Copy out each line that includes the word "filesystem".
----------
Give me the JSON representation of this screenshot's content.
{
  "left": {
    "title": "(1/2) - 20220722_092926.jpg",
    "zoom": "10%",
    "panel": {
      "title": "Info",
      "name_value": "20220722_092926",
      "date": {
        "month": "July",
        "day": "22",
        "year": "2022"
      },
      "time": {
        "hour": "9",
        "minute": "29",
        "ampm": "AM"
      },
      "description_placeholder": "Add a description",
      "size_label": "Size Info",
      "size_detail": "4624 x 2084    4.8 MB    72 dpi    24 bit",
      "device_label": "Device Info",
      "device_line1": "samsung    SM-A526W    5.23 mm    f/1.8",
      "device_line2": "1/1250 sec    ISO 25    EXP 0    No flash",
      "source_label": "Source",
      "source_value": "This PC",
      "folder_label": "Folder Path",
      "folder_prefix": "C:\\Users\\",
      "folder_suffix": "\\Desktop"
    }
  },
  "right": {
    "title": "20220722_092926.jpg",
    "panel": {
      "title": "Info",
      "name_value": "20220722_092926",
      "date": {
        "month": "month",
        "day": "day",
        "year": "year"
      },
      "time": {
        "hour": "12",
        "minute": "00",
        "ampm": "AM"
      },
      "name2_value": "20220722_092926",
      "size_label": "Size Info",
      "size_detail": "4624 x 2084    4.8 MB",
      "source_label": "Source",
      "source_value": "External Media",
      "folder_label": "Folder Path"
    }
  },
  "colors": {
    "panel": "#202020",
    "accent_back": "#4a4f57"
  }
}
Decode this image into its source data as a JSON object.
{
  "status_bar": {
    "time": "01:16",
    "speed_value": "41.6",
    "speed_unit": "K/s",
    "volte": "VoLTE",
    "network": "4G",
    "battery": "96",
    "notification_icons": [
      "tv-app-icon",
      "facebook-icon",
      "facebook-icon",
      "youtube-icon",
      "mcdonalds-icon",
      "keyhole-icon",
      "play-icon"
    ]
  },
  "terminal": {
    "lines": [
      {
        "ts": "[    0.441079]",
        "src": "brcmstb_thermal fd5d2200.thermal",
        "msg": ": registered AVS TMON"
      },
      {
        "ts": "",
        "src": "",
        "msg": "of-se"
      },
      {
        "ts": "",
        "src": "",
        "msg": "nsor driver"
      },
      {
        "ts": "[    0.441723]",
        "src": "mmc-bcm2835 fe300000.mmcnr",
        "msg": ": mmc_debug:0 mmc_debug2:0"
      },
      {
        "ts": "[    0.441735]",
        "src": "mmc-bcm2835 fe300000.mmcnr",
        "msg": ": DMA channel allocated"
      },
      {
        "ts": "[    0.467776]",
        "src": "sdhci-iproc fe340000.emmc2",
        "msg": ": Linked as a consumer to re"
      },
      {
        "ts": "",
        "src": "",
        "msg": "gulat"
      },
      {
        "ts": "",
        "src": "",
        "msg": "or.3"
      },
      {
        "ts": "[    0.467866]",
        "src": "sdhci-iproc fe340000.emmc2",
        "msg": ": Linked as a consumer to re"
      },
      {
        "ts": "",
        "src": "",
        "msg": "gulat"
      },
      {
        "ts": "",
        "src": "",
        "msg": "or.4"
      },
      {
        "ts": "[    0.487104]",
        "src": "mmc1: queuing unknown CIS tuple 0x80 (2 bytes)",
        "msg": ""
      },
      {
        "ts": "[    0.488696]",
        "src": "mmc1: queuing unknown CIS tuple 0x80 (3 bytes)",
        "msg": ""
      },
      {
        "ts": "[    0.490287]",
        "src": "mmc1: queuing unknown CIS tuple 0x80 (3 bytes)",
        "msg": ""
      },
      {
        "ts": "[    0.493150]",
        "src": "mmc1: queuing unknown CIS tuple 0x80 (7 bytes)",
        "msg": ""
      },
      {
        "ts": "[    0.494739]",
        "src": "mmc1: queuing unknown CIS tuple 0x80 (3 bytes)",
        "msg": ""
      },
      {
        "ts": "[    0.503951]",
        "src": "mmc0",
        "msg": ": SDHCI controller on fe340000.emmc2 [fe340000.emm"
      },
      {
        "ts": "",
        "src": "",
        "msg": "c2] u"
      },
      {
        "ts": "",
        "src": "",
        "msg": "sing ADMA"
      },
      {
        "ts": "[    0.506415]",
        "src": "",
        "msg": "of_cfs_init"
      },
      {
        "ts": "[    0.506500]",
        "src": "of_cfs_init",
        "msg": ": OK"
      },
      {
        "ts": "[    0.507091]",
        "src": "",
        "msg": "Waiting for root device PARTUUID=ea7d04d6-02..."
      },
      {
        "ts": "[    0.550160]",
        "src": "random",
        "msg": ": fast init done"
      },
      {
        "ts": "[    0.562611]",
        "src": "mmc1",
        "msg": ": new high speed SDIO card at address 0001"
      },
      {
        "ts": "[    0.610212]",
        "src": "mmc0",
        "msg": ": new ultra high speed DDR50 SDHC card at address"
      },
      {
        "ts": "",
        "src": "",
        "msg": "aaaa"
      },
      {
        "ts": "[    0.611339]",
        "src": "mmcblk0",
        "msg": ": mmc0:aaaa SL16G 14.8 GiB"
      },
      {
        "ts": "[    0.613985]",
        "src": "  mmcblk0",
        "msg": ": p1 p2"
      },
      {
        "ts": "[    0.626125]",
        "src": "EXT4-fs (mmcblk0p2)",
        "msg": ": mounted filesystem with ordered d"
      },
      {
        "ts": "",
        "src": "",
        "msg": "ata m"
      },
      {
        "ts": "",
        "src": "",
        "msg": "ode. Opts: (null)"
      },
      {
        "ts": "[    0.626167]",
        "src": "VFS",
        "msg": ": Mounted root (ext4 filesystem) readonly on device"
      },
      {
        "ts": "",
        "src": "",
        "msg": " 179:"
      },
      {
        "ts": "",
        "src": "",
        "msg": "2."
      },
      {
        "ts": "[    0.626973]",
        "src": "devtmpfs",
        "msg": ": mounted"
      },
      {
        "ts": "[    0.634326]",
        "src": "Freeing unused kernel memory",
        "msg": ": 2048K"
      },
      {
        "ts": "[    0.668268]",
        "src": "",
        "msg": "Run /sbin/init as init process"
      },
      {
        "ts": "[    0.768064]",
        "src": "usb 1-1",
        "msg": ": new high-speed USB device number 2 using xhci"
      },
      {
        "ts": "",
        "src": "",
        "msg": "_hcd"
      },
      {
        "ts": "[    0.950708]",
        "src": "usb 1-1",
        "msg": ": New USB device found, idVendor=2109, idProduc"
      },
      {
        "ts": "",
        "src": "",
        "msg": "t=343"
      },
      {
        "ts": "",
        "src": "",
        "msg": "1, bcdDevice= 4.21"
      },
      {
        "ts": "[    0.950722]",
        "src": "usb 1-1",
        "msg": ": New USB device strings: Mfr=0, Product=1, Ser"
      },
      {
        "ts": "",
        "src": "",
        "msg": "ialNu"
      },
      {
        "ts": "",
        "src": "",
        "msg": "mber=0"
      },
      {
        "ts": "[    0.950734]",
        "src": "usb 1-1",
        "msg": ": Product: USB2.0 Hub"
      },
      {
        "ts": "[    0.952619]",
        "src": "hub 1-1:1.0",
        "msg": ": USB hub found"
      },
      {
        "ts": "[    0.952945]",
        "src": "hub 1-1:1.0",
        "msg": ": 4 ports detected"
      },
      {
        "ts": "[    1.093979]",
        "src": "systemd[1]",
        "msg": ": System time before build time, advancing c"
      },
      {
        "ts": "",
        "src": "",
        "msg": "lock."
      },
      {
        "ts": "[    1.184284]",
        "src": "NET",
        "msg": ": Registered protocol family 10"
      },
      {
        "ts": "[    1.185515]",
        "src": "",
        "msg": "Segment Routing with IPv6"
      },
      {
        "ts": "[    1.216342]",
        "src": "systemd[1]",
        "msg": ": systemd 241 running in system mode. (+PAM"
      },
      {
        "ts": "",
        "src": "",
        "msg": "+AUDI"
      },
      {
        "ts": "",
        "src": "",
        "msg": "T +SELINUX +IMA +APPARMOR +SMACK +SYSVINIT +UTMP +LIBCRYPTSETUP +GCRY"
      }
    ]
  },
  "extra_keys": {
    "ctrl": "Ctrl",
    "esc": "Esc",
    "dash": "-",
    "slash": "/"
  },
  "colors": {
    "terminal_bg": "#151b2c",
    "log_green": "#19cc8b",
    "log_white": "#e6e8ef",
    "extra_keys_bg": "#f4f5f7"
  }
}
----------
**SOLVED PROBLEM**
        "msg": ": mounted filesystem with ordered d"
        "msg": ": Mounted root (ext4 filesystem) readonly on device"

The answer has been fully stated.